• **PROBLEM REQUIREMENTS**:
Restate the material word for word and leave out anything that is a picture.

• **EXERCISE MATERIALS**:
════════
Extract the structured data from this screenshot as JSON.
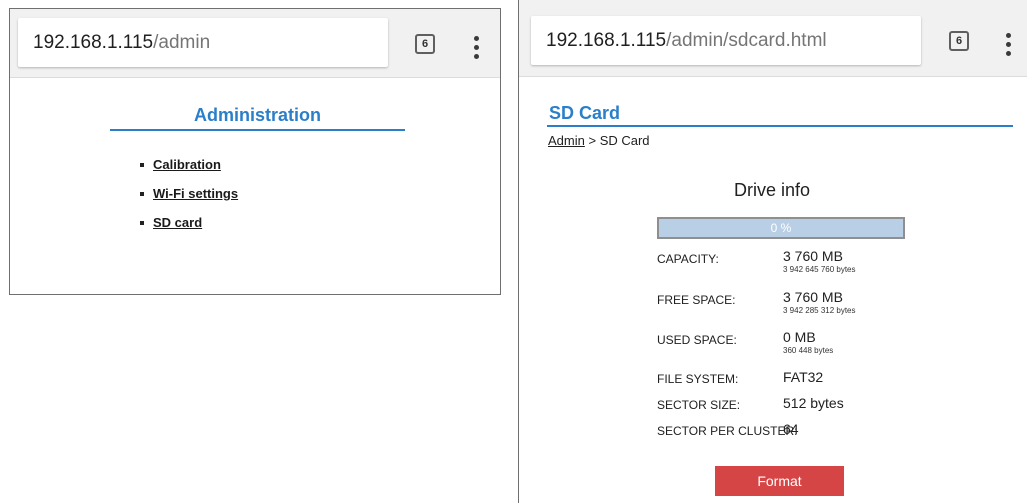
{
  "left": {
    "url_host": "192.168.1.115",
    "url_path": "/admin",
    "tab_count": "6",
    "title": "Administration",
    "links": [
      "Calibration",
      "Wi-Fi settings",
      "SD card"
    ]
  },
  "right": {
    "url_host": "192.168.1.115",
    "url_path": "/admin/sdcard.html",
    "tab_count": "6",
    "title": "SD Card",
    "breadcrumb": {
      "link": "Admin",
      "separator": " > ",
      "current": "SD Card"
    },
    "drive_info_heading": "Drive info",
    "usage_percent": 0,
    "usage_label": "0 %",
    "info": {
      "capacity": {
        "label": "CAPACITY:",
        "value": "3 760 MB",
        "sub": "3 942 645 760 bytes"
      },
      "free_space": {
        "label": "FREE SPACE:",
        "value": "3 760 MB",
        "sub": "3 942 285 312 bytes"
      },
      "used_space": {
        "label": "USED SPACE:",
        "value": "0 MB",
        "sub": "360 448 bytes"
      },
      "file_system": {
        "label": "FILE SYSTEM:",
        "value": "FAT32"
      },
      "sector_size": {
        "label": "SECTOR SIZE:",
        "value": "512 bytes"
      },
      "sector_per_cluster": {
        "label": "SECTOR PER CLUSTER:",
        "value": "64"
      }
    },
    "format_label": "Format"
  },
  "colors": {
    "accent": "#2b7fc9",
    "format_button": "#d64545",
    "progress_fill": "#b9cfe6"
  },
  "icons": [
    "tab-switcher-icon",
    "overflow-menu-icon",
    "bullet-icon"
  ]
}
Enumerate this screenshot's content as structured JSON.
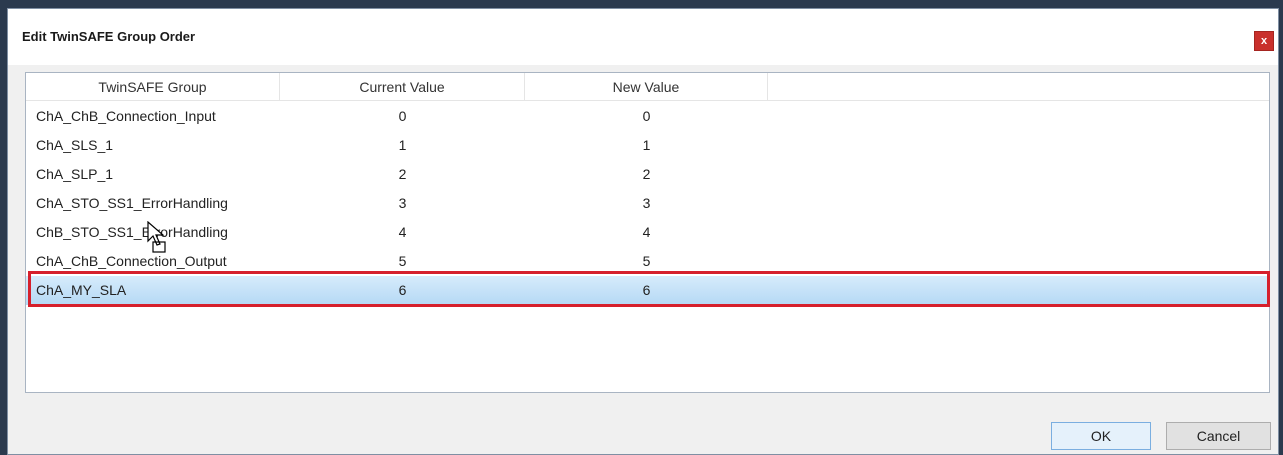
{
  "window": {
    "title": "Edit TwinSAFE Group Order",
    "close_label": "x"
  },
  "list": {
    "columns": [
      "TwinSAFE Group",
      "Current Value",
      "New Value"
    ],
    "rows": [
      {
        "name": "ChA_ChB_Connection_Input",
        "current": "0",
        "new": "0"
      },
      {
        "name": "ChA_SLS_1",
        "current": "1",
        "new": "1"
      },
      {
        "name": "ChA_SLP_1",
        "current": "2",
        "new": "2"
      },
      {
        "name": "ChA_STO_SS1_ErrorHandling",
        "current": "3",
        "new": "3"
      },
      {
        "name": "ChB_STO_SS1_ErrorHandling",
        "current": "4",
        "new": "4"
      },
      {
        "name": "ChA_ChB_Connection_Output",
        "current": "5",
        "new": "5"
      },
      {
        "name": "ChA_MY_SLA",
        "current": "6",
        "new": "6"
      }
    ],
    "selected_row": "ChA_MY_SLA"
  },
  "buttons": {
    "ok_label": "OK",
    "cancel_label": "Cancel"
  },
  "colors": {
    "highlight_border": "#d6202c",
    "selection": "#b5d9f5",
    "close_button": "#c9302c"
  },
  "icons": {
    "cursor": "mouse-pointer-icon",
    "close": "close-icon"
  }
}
════════
• **THE COMPLETED TASK**:
Extract the structured data from this screenshot as JSON.
{
  "left": {
    "url_host": "192.168.1.115",
    "url_path": "/admin",
    "tab_count": "6",
    "title": "Administration",
    "links": [
      "Calibration",
      "Wi-Fi settings",
      "SD card"
    ]
  },
  "right": {
    "url_host": "192.168.1.115",
    "url_path": "/admin/sdcard.html",
    "tab_count": "6",
    "title": "SD Card",
    "breadcrumb": {
      "link": "Admin",
      "separator": " > ",
      "current": "SD Card"
    },
    "drive_info_heading": "Drive info",
    "usage_percent": 0,
    "usage_label": "0 %",
    "info": {
      "capacity": {
        "label": "CAPACITY:",
        "value": "3 760 MB",
        "sub": "3 942 645 760 bytes"
      },
      "free_space": {
        "label": "FREE SPACE:",
        "value": "3 760 MB",
        "sub": "3 942 285 312 bytes"
      },
      "used_space": {
        "label": "USED SPACE:",
        "value": "0 MB",
        "sub": "360 448 bytes"
      },
      "file_system": {
        "label": "FILE SYSTEM:",
        "value": "FAT32"
      },
      "sector_size": {
        "label": "SECTOR SIZE:",
        "value": "512 bytes"
      },
      "sector_per_cluster": {
        "label": "SECTOR PER CLUSTER:",
        "value": "64"
      }
    },
    "format_label": "Format"
  },
  "colors": {
    "accent": "#2b7fc9",
    "format_button": "#d64545",
    "progress_fill": "#b9cfe6"
  },
  "icons": [
    "tab-switcher-icon",
    "overflow-menu-icon",
    "bullet-icon"
  ]
}
Enumerate this screenshot's content as structured JSON.
{
  "window": {
    "title": "Edit TwinSAFE Group Order",
    "close_label": "x"
  },
  "list": {
    "columns": [
      "TwinSAFE Group",
      "Current Value",
      "New Value"
    ],
    "rows": [
      {
        "name": "ChA_ChB_Connection_Input",
        "current": "0",
        "new": "0"
      },
      {
        "name": "ChA_SLS_1",
        "current": "1",
        "new": "1"
      },
      {
        "name": "ChA_SLP_1",
        "current": "2",
        "new": "2"
      },
      {
        "name": "ChA_STO_SS1_ErrorHandling",
        "current": "3",
        "new": "3"
      },
      {
        "name": "ChB_STO_SS1_ErrorHandling",
        "current": "4",
        "new": "4"
      },
      {
        "name": "ChA_ChB_Connection_Output",
        "current": "5",
        "new": "5"
      },
      {
        "name": "ChA_MY_SLA",
        "current": "6",
        "new": "6"
      }
    ],
    "selected_row": "ChA_MY_SLA"
  },
  "buttons": {
    "ok_label": "OK",
    "cancel_label": "Cancel"
  },
  "colors": {
    "highlight_border": "#d6202c",
    "selection": "#b5d9f5",
    "close_button": "#c9302c"
  },
  "icons": {
    "cursor": "mouse-pointer-icon",
    "close": "close-icon"
  }
}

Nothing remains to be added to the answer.